> **Stated goal**:
Exclude the pictures and return every line exactly as written.

Entries with figure data
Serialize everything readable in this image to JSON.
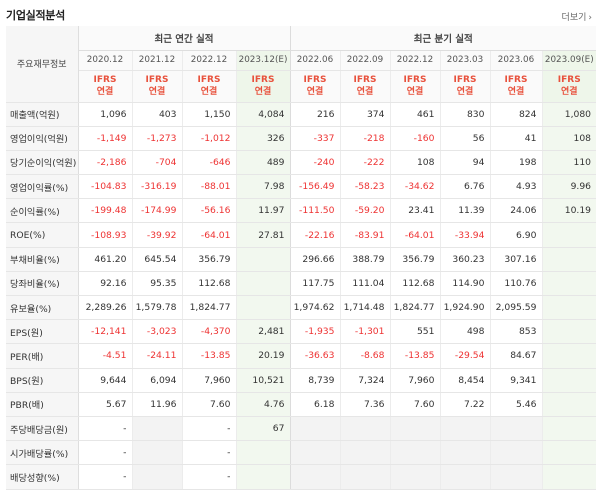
{
  "section_title": "기업실적분석",
  "more_label": "더보기",
  "header": {
    "corner_label": "주요재무정보",
    "annual_group": "최근 연간 실적",
    "quarter_group": "최근 분기 실적",
    "ifrs_line1": "IFRS",
    "ifrs_line2": "연결",
    "periods": [
      "2020.12",
      "2021.12",
      "2022.12",
      "2023.12(E)",
      "2022.06",
      "2022.09",
      "2022.12",
      "2023.03",
      "2023.06",
      "2023.09(E)"
    ]
  },
  "rows": [
    {
      "label": "매출액(억원)",
      "values": [
        "1,096",
        "403",
        "1,150",
        "4,084",
        "216",
        "374",
        "461",
        "830",
        "824",
        "1,080"
      ]
    },
    {
      "label": "영업이익(억원)",
      "values": [
        "-1,149",
        "-1,273",
        "-1,012",
        "326",
        "-337",
        "-218",
        "-160",
        "56",
        "41",
        "108"
      ]
    },
    {
      "label": "당기순이익(억원)",
      "values": [
        "-2,186",
        "-704",
        "-646",
        "489",
        "-240",
        "-222",
        "108",
        "94",
        "198",
        "110"
      ]
    },
    {
      "label": "영업이익률(%)",
      "values": [
        "-104.83",
        "-316.19",
        "-88.01",
        "7.98",
        "-156.49",
        "-58.23",
        "-34.62",
        "6.76",
        "4.93",
        "9.96"
      ]
    },
    {
      "label": "순이익률(%)",
      "values": [
        "-199.48",
        "-174.99",
        "-56.16",
        "11.97",
        "-111.50",
        "-59.20",
        "23.41",
        "11.39",
        "24.06",
        "10.19"
      ]
    },
    {
      "label": "ROE(%)",
      "values": [
        "-108.93",
        "-39.92",
        "-64.01",
        "27.81",
        "-22.16",
        "-83.91",
        "-64.01",
        "-33.94",
        "6.90",
        ""
      ]
    },
    {
      "label": "부채비율(%)",
      "values": [
        "461.20",
        "645.54",
        "356.79",
        "",
        "296.66",
        "388.79",
        "356.79",
        "360.23",
        "307.16",
        ""
      ]
    },
    {
      "label": "당좌비율(%)",
      "values": [
        "92.16",
        "95.35",
        "112.68",
        "",
        "117.75",
        "111.04",
        "112.68",
        "114.90",
        "110.76",
        ""
      ]
    },
    {
      "label": "유보율(%)",
      "values": [
        "2,289.26",
        "1,579.78",
        "1,824.77",
        "",
        "1,974.62",
        "1,714.48",
        "1,824.77",
        "1,924.90",
        "2,095.59",
        ""
      ]
    },
    {
      "label": "EPS(원)",
      "values": [
        "-12,141",
        "-3,023",
        "-4,370",
        "2,481",
        "-1,935",
        "-1,301",
        "551",
        "498",
        "853",
        ""
      ]
    },
    {
      "label": "PER(배)",
      "values": [
        "-4.51",
        "-24.11",
        "-13.85",
        "20.19",
        "-36.63",
        "-8.68",
        "-13.85",
        "-29.54",
        "84.67",
        ""
      ]
    },
    {
      "label": "BPS(원)",
      "values": [
        "9,644",
        "6,094",
        "7,960",
        "10,521",
        "8,739",
        "7,324",
        "7,960",
        "8,454",
        "9,341",
        ""
      ]
    },
    {
      "label": "PBR(배)",
      "values": [
        "5.67",
        "11.96",
        "7.60",
        "4.76",
        "6.18",
        "7.36",
        "7.60",
        "7.22",
        "5.46",
        ""
      ]
    },
    {
      "label": "주당배당금(원)",
      "values": [
        "-",
        "",
        "-",
        "67",
        "",
        "",
        "",
        "",
        "",
        ""
      ]
    },
    {
      "label": "시가배당률(%)",
      "values": [
        "-",
        "",
        "-",
        "",
        "",
        "",
        "",
        "",
        "",
        ""
      ]
    },
    {
      "label": "배당성향(%)",
      "values": [
        "-",
        "",
        "-",
        "",
        "",
        "",
        "",
        "",
        "",
        ""
      ]
    }
  ]
}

> **Answer to this task**:
Serialize everything readable in this image to JSON.
{
  "section_title": "기업실적분석",
  "more_label": "더보기",
  "header": {
    "corner_label": "주요재무정보",
    "annual_group": "최근 연간 실적",
    "quarter_group": "최근 분기 실적",
    "ifrs_line1": "IFRS",
    "ifrs_line2": "연결",
    "periods": [
      "2020.12",
      "2021.12",
      "2022.12",
      "2023.12(E)",
      "2022.06",
      "2022.09",
      "2022.12",
      "2023.03",
      "2023.06",
      "2023.09(E)"
    ]
  },
  "rows": [
    {
      "label": "매출액(억원)",
      "values": [
        "1,096",
        "403",
        "1,150",
        "4,084",
        "216",
        "374",
        "461",
        "830",
        "824",
        "1,080"
      ]
    },
    {
      "label": "영업이익(억원)",
      "values": [
        "-1,149",
        "-1,273",
        "-1,012",
        "326",
        "-337",
        "-218",
        "-160",
        "56",
        "41",
        "108"
      ]
    },
    {
      "label": "당기순이익(억원)",
      "values": [
        "-2,186",
        "-704",
        "-646",
        "489",
        "-240",
        "-222",
        "108",
        "94",
        "198",
        "110"
      ]
    },
    {
      "label": "영업이익률(%)",
      "values": [
        "-104.83",
        "-316.19",
        "-88.01",
        "7.98",
        "-156.49",
        "-58.23",
        "-34.62",
        "6.76",
        "4.93",
        "9.96"
      ]
    },
    {
      "label": "순이익률(%)",
      "values": [
        "-199.48",
        "-174.99",
        "-56.16",
        "11.97",
        "-111.50",
        "-59.20",
        "23.41",
        "11.39",
        "24.06",
        "10.19"
      ]
    },
    {
      "label": "ROE(%)",
      "values": [
        "-108.93",
        "-39.92",
        "-64.01",
        "27.81",
        "-22.16",
        "-83.91",
        "-64.01",
        "-33.94",
        "6.90",
        ""
      ]
    },
    {
      "label": "부채비율(%)",
      "values": [
        "461.20",
        "645.54",
        "356.79",
        "",
        "296.66",
        "388.79",
        "356.79",
        "360.23",
        "307.16",
        ""
      ]
    },
    {
      "label": "당좌비율(%)",
      "values": [
        "92.16",
        "95.35",
        "112.68",
        "",
        "117.75",
        "111.04",
        "112.68",
        "114.90",
        "110.76",
        ""
      ]
    },
    {
      "label": "유보율(%)",
      "values": [
        "2,289.26",
        "1,579.78",
        "1,824.77",
        "",
        "1,974.62",
        "1,714.48",
        "1,824.77",
        "1,924.90",
        "2,095.59",
        ""
      ]
    },
    {
      "label": "EPS(원)",
      "values": [
        "-12,141",
        "-3,023",
        "-4,370",
        "2,481",
        "-1,935",
        "-1,301",
        "551",
        "498",
        "853",
        ""
      ]
    },
    {
      "label": "PER(배)",
      "values": [
        "-4.51",
        "-24.11",
        "-13.85",
        "20.19",
        "-36.63",
        "-8.68",
        "-13.85",
        "-29.54",
        "84.67",
        ""
      ]
    },
    {
      "label": "BPS(원)",
      "values": [
        "9,644",
        "6,094",
        "7,960",
        "10,521",
        "8,739",
        "7,324",
        "7,960",
        "8,454",
        "9,341",
        ""
      ]
    },
    {
      "label": "PBR(배)",
      "values": [
        "5.67",
        "11.96",
        "7.60",
        "4.76",
        "6.18",
        "7.36",
        "7.60",
        "7.22",
        "5.46",
        ""
      ]
    },
    {
      "label": "주당배당금(원)",
      "values": [
        "-",
        "",
        "-",
        "67",
        "",
        "",
        "",
        "",
        "",
        ""
      ]
    },
    {
      "label": "시가배당률(%)",
      "values": [
        "-",
        "",
        "-",
        "",
        "",
        "",
        "",
        "",
        "",
        ""
      ]
    },
    {
      "label": "배당성향(%)",
      "values": [
        "-",
        "",
        "-",
        "",
        "",
        "",
        "",
        "",
        "",
        ""
      ]
    }
  ]
}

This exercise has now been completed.